§ **PROBLEM REQUIREMENTS**:
Scan the listing below and copy every line holding "name".

§ **RECORDS TO PROCESS**:
====
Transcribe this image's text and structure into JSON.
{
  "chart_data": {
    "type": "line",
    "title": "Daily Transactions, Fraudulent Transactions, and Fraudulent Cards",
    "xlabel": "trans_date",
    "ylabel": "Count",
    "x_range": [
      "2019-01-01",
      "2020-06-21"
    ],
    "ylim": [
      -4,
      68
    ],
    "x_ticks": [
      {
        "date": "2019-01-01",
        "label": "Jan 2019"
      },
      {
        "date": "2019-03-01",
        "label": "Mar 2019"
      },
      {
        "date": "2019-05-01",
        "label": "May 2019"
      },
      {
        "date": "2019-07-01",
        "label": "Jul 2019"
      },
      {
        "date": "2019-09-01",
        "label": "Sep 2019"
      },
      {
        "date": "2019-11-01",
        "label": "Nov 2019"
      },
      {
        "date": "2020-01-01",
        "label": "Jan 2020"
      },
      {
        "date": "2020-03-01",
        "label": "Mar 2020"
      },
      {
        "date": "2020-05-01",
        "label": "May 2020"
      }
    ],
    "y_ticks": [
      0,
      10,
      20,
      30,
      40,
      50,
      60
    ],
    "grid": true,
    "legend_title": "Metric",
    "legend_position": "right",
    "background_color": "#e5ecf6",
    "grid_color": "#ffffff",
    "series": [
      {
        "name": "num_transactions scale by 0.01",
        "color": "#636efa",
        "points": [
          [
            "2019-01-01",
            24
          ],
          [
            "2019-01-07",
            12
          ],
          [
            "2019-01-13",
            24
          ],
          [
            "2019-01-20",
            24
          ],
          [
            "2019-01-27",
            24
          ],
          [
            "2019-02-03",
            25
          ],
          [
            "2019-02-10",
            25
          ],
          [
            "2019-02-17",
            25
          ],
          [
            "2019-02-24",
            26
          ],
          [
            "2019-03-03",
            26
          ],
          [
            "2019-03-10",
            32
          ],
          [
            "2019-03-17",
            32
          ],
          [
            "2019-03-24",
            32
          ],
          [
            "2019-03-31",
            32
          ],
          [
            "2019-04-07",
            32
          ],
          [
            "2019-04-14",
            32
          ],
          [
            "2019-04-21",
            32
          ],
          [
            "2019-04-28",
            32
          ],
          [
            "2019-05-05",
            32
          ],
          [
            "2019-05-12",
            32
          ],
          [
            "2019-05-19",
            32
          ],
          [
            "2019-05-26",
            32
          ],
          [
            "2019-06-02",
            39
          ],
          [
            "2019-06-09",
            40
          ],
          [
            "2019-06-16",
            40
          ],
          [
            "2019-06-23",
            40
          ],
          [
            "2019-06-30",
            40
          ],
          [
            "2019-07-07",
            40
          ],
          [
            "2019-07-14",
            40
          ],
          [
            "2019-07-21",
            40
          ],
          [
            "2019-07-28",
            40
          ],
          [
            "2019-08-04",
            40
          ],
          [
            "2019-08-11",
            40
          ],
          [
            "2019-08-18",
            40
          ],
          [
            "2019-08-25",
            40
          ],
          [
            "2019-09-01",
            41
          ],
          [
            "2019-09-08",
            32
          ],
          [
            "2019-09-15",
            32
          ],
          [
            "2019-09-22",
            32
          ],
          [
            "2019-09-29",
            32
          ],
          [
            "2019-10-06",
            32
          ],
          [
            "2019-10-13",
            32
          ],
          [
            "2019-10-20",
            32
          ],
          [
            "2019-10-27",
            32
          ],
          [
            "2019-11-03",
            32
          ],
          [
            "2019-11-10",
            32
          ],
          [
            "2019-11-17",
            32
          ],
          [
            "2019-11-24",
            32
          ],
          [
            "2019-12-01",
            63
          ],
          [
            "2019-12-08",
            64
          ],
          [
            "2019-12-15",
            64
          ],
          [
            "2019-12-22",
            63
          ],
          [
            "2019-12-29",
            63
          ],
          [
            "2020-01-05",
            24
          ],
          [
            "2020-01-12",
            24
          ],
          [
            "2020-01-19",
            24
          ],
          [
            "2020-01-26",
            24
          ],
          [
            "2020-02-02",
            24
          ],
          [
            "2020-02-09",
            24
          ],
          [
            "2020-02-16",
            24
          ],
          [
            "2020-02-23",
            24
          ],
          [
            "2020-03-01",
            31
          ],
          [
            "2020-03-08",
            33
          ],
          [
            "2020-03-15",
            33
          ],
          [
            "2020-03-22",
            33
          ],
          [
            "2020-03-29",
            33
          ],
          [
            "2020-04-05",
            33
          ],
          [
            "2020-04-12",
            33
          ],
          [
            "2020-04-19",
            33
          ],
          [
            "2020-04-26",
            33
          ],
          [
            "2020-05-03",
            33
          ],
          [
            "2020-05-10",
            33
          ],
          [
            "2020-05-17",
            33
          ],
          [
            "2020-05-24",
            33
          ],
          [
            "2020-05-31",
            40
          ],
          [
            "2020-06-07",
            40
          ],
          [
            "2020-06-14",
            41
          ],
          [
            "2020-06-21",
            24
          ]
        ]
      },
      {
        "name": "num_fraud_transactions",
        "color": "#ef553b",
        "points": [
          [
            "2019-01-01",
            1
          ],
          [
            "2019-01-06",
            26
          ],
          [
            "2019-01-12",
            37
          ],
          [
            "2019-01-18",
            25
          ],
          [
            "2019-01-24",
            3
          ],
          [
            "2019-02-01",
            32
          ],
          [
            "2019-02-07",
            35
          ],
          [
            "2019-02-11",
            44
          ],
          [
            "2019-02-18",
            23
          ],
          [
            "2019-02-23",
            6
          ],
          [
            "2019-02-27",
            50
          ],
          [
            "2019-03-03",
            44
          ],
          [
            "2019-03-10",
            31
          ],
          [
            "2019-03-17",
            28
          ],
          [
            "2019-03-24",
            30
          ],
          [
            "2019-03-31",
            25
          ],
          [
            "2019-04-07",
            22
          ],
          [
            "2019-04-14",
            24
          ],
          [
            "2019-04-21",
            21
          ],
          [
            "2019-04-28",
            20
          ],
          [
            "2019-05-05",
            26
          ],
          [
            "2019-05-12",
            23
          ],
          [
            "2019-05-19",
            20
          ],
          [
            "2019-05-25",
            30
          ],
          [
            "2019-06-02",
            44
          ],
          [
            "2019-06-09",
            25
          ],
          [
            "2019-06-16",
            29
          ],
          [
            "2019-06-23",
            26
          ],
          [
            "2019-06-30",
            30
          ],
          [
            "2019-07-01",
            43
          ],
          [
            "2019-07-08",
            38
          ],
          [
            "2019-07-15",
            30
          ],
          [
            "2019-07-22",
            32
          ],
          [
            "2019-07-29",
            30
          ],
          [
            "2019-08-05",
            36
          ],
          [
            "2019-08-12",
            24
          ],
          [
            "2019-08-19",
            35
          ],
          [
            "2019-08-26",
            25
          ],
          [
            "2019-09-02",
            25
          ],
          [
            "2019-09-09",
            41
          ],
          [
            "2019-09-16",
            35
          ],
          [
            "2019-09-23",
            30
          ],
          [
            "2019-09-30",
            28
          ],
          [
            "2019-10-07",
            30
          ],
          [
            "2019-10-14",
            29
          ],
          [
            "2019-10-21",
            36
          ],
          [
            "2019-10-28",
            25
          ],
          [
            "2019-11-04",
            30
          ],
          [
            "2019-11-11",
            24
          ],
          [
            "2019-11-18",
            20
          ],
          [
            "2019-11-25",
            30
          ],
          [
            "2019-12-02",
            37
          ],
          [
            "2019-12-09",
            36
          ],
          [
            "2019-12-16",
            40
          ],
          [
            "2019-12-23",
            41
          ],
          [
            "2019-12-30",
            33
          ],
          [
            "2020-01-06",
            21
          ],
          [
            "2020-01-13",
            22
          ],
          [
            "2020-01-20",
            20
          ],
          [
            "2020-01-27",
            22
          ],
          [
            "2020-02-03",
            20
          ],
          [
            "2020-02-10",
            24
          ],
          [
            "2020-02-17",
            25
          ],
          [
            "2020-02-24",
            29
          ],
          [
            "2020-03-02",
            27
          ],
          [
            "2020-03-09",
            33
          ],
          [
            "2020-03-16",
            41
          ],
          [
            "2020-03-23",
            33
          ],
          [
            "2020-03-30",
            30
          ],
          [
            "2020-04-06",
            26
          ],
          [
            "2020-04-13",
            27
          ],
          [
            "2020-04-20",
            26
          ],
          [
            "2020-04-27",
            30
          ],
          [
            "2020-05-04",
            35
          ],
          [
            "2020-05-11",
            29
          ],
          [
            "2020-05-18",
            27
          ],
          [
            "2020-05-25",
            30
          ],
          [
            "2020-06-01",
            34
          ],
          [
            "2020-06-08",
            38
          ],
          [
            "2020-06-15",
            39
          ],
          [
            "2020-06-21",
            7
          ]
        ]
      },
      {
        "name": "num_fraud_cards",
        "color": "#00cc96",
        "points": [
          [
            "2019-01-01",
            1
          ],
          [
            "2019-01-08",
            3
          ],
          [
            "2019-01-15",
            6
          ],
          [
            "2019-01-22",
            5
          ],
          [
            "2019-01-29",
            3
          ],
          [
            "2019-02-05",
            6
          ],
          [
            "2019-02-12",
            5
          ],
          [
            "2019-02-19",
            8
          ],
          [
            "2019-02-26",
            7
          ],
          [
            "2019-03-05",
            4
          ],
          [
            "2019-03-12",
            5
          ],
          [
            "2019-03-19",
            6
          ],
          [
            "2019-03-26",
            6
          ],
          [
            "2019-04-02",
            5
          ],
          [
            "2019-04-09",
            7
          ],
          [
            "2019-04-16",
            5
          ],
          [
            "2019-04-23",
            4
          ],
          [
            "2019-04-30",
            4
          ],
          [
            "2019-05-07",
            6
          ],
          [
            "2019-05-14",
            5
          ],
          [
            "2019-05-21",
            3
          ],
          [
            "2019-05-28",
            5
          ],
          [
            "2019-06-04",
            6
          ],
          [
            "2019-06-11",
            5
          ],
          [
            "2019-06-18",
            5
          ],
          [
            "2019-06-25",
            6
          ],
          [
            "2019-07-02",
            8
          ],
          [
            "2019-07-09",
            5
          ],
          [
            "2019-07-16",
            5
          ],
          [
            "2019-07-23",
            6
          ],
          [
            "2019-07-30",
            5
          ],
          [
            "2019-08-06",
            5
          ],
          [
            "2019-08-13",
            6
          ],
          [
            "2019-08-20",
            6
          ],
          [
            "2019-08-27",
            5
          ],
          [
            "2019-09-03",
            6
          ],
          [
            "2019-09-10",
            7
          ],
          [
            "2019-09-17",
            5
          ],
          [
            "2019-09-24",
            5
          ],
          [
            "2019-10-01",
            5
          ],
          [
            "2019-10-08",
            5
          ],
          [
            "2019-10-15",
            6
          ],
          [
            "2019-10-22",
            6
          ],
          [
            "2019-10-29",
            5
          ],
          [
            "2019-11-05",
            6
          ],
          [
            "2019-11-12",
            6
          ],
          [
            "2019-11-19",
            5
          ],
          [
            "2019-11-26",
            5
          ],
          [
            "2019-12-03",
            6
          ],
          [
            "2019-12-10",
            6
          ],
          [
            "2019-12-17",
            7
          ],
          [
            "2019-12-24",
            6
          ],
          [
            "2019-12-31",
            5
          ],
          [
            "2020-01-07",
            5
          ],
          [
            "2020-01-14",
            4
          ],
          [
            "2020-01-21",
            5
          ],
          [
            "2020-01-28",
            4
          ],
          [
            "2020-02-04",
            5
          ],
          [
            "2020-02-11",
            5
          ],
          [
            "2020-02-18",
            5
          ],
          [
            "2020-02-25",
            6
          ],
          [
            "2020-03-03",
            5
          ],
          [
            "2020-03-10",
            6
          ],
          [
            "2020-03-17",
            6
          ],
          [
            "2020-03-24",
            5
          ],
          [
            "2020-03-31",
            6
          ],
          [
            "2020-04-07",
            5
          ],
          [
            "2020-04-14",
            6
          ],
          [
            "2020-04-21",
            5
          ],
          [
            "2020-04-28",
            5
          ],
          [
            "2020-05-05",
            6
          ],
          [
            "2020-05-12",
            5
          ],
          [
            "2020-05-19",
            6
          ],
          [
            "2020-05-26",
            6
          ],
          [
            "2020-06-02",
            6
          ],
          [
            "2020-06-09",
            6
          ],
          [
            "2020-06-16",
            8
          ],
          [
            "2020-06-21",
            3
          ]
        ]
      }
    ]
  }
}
====
§ **REPLY TO THE EXERCISE**:
        "name": "num_transactions scale by 0.01",
        "name": "num_fraud_transactions",
        "name": "num_fraud_cards",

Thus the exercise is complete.